Take the material and output all of it exactly.
* * *
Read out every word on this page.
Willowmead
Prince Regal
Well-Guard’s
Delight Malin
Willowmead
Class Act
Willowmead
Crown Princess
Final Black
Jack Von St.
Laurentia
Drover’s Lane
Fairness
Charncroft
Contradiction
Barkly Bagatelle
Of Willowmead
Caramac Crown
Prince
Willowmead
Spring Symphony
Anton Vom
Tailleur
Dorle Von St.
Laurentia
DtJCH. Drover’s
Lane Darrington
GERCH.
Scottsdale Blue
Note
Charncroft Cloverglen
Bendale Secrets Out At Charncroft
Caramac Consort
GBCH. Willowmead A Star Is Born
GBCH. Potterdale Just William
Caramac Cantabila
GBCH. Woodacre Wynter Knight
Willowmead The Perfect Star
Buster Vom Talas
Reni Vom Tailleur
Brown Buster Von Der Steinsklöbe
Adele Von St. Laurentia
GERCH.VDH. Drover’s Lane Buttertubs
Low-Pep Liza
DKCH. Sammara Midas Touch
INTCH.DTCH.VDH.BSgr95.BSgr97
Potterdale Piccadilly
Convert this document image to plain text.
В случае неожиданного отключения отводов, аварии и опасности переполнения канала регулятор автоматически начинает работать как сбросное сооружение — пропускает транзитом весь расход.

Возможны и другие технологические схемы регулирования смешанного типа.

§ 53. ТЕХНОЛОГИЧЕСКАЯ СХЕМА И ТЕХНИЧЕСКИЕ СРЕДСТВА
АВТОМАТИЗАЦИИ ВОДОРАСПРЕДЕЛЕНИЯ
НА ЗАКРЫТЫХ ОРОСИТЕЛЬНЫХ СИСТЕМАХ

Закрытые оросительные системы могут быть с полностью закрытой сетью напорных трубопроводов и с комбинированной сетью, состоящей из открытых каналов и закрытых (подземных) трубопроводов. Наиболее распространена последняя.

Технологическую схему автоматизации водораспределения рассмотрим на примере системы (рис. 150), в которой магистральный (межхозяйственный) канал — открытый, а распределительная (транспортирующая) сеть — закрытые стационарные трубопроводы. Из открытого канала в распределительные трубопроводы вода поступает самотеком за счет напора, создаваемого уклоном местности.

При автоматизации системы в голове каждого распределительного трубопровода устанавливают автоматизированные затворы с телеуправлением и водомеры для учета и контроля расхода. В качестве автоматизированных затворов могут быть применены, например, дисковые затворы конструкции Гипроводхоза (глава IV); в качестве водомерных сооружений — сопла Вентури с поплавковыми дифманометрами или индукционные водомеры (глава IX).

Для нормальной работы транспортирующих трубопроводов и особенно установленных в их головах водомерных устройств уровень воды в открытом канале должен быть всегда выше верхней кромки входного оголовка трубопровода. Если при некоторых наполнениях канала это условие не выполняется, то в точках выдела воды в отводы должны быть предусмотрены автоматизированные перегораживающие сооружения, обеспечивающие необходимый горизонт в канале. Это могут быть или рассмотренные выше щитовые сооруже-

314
* * *
__ANSWER TO THE EXERCISE__:
Read out every word on this page.
Willowmead
Prince Regal
Well-Guard’s
Delight Malin
Willowmead
Class Act
Willowmead
Crown Princess
Final Black
Jack Von St.
Laurentia
Drover’s Lane
Fairness
Charncroft
Contradiction
Barkly Bagatelle
Of Willowmead
Caramac Crown
Prince
Willowmead
Spring Symphony
Anton Vom
Tailleur
Dorle Von St.
Laurentia
DtJCH. Drover’s
Lane Darrington
GERCH.
Scottsdale Blue
Note
Charncroft Cloverglen
Bendale Secrets Out At Charncroft
Caramac Consort
GBCH. Willowmead A Star Is Born
GBCH. Potterdale Just William
Caramac Cantabila
GBCH. Woodacre Wynter Knight
Willowmead The Perfect Star
Buster Vom Talas
Reni Vom Tailleur
Brown Buster Von Der Steinsklöbe
Adele Von St. Laurentia
GERCH.VDH. Drover’s Lane Buttertubs
Low-Pep Liza
DKCH. Sammara Midas Touch
INTCH.DTCH.VDH.BSgr95.BSgr97
Potterdale Piccadilly
Convert this document image to plain text.
В случае неожиданного отключения отводов, аварии и опасности переполнения канала регулятор автоматически начинает работать как сбросное сооружение — пропускает транзитом весь расход.

Возможны и другие технологические схемы регулирования смешанного типа.

§ 53. ТЕХНОЛОГИЧЕСКАЯ СХЕМА И ТЕХНИЧЕСКИЕ СРЕДСТВА
АВТОМАТИЗАЦИИ ВОДОРАСПРЕДЕЛЕНИЯ
НА ЗАКРЫТЫХ ОРОСИТЕЛЬНЫХ СИСТЕМАХ

Закрытые оросительные системы могут быть с полностью закрытой сетью напорных трубопроводов и с комбинированной сетью, состоящей из открытых каналов и закрытых (подземных) трубопроводов. Наиболее распространена последняя.

Технологическую схему автоматизации водораспределения рассмотрим на примере системы (рис. 150), в которой магистральный (межхозяйственный) канал — открытый, а распределительная (транспортирующая) сеть — закрытые стационарные трубопроводы. Из открытого канала в распределительные трубопроводы вода поступает самотеком за счет напора, создаваемого уклоном местности.

При автоматизации системы в голове каждого распределительного трубопровода устанавливают автоматизированные затворы с телеуправлением и водомеры для учета и контроля расхода. В качестве автоматизированных затворов могут быть применены, например, дисковые затворы конструкции Гипроводхоза (глава IV); в качестве водомерных сооружений — сопла Вентури с поплавковыми дифманометрами или индукционные водомеры (глава IX).

Для нормальной работы транспортирующих трубопроводов и особенно установленных в их головах водомерных устройств уровень воды в открытом канале должен быть всегда выше верхней кромки входного оголовка трубопровода. Если при некоторых наполнениях канала это условие не выполняется, то в точках выдела воды в отводы должны быть предусмотрены автоматизированные перегораживающие сооружения, обеспечивающие необходимый горизонт в канале. Это могут быть или рассмотренные выше щитовые сооруже-

314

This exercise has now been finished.